» What the exercise asks:
Return the listing below exactly, with the pictures dropped.

» Provided records:

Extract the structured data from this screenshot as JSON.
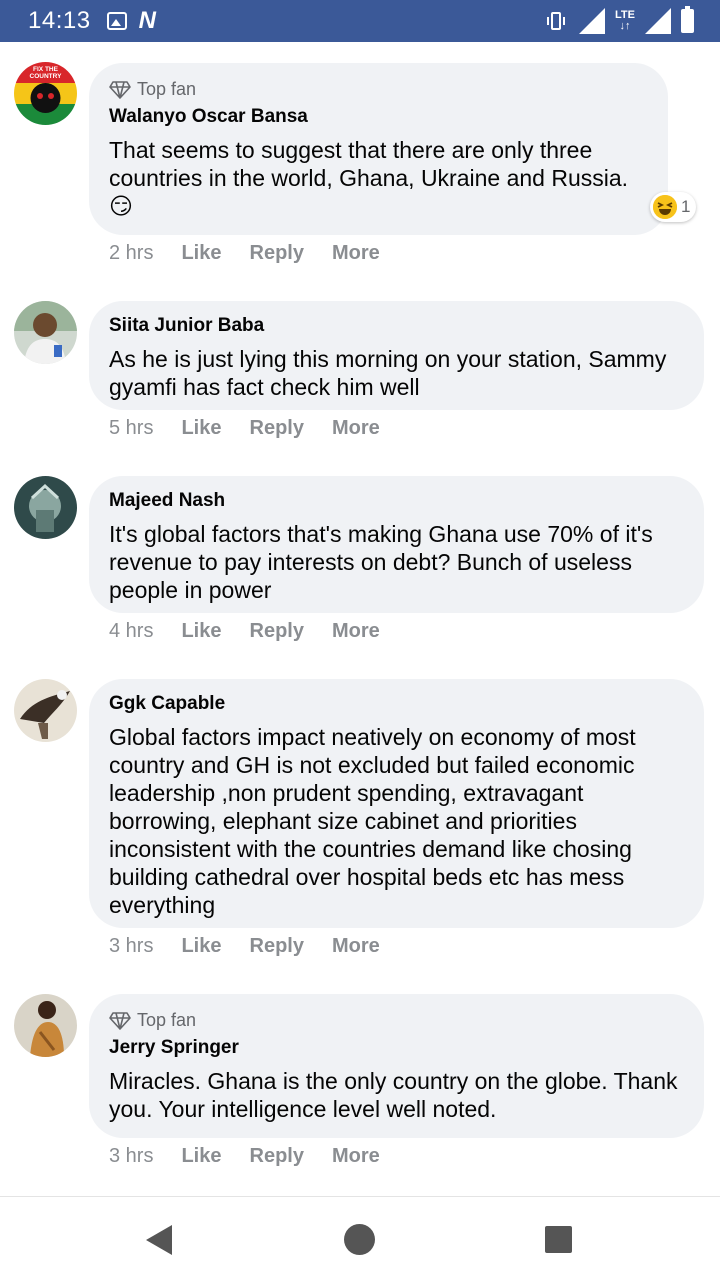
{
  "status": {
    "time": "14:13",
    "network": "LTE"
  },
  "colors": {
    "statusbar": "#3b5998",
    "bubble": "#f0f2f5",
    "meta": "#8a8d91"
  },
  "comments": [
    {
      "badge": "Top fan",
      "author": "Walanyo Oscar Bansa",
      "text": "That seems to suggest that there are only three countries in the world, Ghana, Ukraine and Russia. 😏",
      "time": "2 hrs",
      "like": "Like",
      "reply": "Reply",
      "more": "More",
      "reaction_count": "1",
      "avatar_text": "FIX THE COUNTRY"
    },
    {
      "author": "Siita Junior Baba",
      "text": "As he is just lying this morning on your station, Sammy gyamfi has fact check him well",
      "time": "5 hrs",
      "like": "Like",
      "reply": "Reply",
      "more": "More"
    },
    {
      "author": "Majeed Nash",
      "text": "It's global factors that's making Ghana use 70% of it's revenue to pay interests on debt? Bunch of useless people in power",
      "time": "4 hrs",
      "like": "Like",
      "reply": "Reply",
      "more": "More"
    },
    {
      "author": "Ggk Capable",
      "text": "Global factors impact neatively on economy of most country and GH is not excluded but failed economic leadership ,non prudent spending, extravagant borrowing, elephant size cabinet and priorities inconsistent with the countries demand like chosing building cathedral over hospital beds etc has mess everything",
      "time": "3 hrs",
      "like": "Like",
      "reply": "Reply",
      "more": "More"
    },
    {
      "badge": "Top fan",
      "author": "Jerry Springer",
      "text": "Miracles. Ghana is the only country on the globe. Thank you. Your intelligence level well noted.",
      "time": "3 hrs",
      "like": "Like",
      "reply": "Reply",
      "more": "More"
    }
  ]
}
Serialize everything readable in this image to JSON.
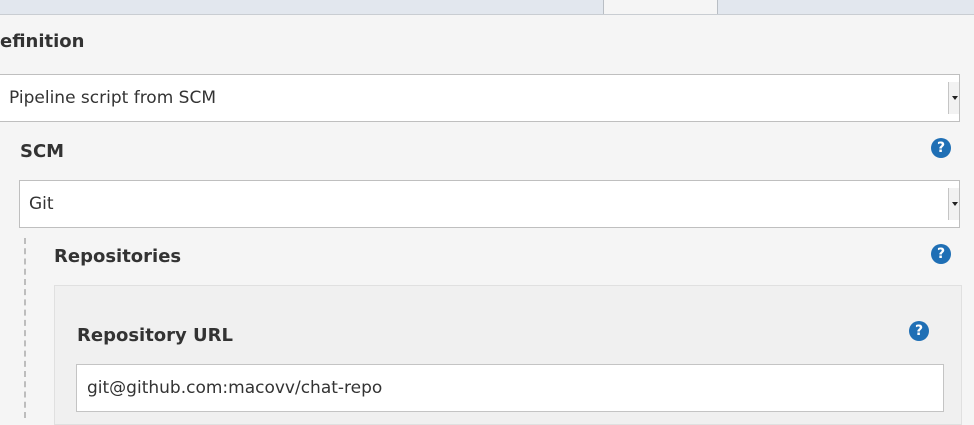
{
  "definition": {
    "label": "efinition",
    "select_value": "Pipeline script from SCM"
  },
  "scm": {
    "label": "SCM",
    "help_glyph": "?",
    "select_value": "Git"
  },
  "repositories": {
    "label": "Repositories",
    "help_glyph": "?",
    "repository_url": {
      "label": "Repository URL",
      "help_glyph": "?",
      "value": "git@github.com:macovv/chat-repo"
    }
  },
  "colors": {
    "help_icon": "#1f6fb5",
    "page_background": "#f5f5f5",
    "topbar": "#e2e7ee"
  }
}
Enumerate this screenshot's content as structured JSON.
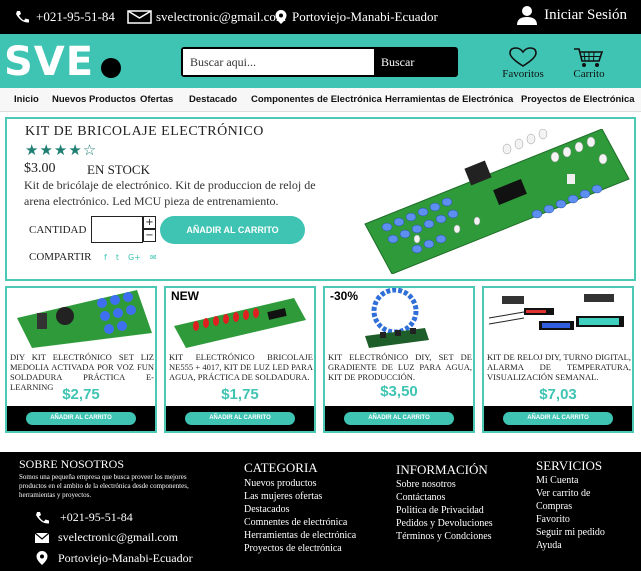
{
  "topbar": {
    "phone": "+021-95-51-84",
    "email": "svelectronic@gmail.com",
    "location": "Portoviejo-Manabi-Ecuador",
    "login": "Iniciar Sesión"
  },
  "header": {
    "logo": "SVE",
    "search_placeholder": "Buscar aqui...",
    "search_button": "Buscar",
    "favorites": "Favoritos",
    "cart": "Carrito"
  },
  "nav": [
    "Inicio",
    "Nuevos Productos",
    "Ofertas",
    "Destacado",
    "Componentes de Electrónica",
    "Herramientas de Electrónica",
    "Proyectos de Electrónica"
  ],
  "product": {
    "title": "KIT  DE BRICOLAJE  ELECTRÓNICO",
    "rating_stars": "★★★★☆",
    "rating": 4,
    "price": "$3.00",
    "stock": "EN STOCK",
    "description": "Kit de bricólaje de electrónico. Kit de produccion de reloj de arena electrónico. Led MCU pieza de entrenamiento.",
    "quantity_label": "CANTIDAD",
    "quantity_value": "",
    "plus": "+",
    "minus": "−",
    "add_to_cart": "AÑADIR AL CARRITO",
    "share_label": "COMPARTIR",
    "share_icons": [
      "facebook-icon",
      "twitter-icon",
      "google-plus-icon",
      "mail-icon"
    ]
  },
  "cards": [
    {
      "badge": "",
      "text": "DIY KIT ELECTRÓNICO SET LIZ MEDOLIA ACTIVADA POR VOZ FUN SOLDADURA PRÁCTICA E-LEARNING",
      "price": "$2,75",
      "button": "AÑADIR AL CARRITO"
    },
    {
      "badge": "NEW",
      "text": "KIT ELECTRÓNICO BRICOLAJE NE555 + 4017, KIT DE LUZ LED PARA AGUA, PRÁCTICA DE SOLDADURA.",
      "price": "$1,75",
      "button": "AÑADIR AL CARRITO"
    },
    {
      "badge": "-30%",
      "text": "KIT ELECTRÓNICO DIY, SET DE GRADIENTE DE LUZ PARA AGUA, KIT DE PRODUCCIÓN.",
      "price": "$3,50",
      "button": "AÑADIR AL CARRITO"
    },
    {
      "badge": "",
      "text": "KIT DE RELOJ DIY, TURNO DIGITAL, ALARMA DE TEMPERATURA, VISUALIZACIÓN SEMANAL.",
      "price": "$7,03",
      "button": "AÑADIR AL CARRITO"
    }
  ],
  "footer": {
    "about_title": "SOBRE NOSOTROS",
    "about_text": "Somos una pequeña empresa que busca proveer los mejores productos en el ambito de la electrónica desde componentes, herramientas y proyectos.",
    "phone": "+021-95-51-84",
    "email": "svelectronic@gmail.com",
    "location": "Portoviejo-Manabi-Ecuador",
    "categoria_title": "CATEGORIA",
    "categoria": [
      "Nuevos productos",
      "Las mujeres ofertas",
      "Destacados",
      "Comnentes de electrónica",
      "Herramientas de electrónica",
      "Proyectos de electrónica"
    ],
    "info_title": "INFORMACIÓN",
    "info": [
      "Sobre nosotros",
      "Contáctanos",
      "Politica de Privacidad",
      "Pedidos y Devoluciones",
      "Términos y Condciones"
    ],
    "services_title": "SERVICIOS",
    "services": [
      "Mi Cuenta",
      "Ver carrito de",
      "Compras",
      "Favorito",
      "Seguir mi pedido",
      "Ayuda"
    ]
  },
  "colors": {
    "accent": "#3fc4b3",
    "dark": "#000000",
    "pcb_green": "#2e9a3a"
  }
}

» Expected output:
Extract the structured data from this screenshot as JSON.
{
  "status": {
    "time": "14:13",
    "network": "LTE"
  },
  "colors": {
    "statusbar": "#3b5998",
    "bubble": "#f0f2f5",
    "meta": "#8a8d91"
  },
  "comments": [
    {
      "badge": "Top fan",
      "author": "Walanyo Oscar Bansa",
      "text": "That seems to suggest that there are only three countries in the world, Ghana, Ukraine and Russia. 😏",
      "time": "2 hrs",
      "like": "Like",
      "reply": "Reply",
      "more": "More",
      "reaction_count": "1",
      "avatar_text": "FIX THE COUNTRY"
    },
    {
      "author": "Siita Junior Baba",
      "text": "As he is just lying this morning on your station, Sammy gyamfi has fact check him well",
      "time": "5 hrs",
      "like": "Like",
      "reply": "Reply",
      "more": "More"
    },
    {
      "author": "Majeed Nash",
      "text": "It's global factors that's making Ghana use 70% of it's revenue to pay interests on debt? Bunch of useless people in power",
      "time": "4 hrs",
      "like": "Like",
      "reply": "Reply",
      "more": "More"
    },
    {
      "author": "Ggk Capable",
      "text": "Global factors impact neatively on economy of most country and GH is not excluded but failed economic leadership ,non prudent spending, extravagant borrowing, elephant size cabinet and priorities inconsistent with the countries demand like chosing building cathedral over hospital beds etc has mess everything",
      "time": "3 hrs",
      "like": "Like",
      "reply": "Reply",
      "more": "More"
    },
    {
      "badge": "Top fan",
      "author": "Jerry Springer",
      "text": "Miracles. Ghana is the only country on the globe. Thank you. Your intelligence level well noted.",
      "time": "3 hrs",
      "like": "Like",
      "reply": "Reply",
      "more": "More"
    }
  ]
}
Serialize everything readable in this image to JSON.
{
  "definition": {
    "label": "efinition",
    "select_value": "Pipeline script from SCM"
  },
  "scm": {
    "label": "SCM",
    "help_glyph": "?",
    "select_value": "Git"
  },
  "repositories": {
    "label": "Repositories",
    "help_glyph": "?",
    "repository_url": {
      "label": "Repository URL",
      "help_glyph": "?",
      "value": "git@github.com:macovv/chat-repo"
    }
  },
  "colors": {
    "help_icon": "#1f6fb5",
    "page_background": "#f5f5f5",
    "topbar": "#e2e7ee"
  }
}
Enumerate this screenshot's content as structured JSON.
{
  "topbar": {
    "phone": "+021-95-51-84",
    "email": "svelectronic@gmail.com",
    "location": "Portoviejo-Manabi-Ecuador",
    "login": "Iniciar Sesión"
  },
  "header": {
    "logo": "SVE",
    "search_placeholder": "Buscar aqui...",
    "search_button": "Buscar",
    "favorites": "Favoritos",
    "cart": "Carrito"
  },
  "nav": [
    "Inicio",
    "Nuevos Productos",
    "Ofertas",
    "Destacado",
    "Componentes de Electrónica",
    "Herramientas de Electrónica",
    "Proyectos de Electrónica"
  ],
  "product": {
    "title": "KIT  DE BRICOLAJE  ELECTRÓNICO",
    "rating_stars": "★★★★☆",
    "rating": 4,
    "price": "$3.00",
    "stock": "EN STOCK",
    "description": "Kit de bricólaje de electrónico. Kit de produccion de reloj de arena electrónico. Led MCU pieza de entrenamiento.",
    "quantity_label": "CANTIDAD",
    "quantity_value": "",
    "plus": "+",
    "minus": "−",
    "add_to_cart": "AÑADIR AL CARRITO",
    "share_label": "COMPARTIR",
    "share_icons": [
      "facebook-icon",
      "twitter-icon",
      "google-plus-icon",
      "mail-icon"
    ]
  },
  "cards": [
    {
      "badge": "",
      "text": "DIY KIT ELECTRÓNICO SET LIZ MEDOLIA ACTIVADA POR VOZ FUN SOLDADURA PRÁCTICA E-LEARNING",
      "price": "$2,75",
      "button": "AÑADIR AL CARRITO"
    },
    {
      "badge": "NEW",
      "text": "KIT ELECTRÓNICO BRICOLAJE NE555 + 4017, KIT DE LUZ LED PARA AGUA, PRÁCTICA DE SOLDADURA.",
      "price": "$1,75",
      "button": "AÑADIR AL CARRITO"
    },
    {
      "badge": "-30%",
      "text": "KIT ELECTRÓNICO DIY, SET DE GRADIENTE DE LUZ PARA AGUA, KIT DE PRODUCCIÓN.",
      "price": "$3,50",
      "button": "AÑADIR AL CARRITO"
    },
    {
      "badge": "",
      "text": "KIT DE RELOJ DIY, TURNO DIGITAL, ALARMA DE TEMPERATURA, VISUALIZACIÓN SEMANAL.",
      "price": "$7,03",
      "button": "AÑADIR AL CARRITO"
    }
  ],
  "footer": {
    "about_title": "SOBRE NOSOTROS",
    "about_text": "Somos una pequeña empresa que busca proveer los mejores productos en el ambito de la electrónica desde componentes, herramientas y proyectos.",
    "phone": "+021-95-51-84",
    "email": "svelectronic@gmail.com",
    "location": "Portoviejo-Manabi-Ecuador",
    "categoria_title": "CATEGORIA",
    "categoria": [
      "Nuevos productos",
      "Las mujeres ofertas",
      "Destacados",
      "Comnentes de electrónica",
      "Herramientas de electrónica",
      "Proyectos de electrónica"
    ],
    "info_title": "INFORMACIÓN",
    "info": [
      "Sobre nosotros",
      "Contáctanos",
      "Politica de Privacidad",
      "Pedidos y Devoluciones",
      "Términos y Condciones"
    ],
    "services_title": "SERVICIOS",
    "services": [
      "Mi Cuenta",
      "Ver carrito de",
      "Compras",
      "Favorito",
      "Seguir mi pedido",
      "Ayuda"
    ]
  },
  "colors": {
    "accent": "#3fc4b3",
    "dark": "#000000",
    "pcb_green": "#2e9a3a"
  }
}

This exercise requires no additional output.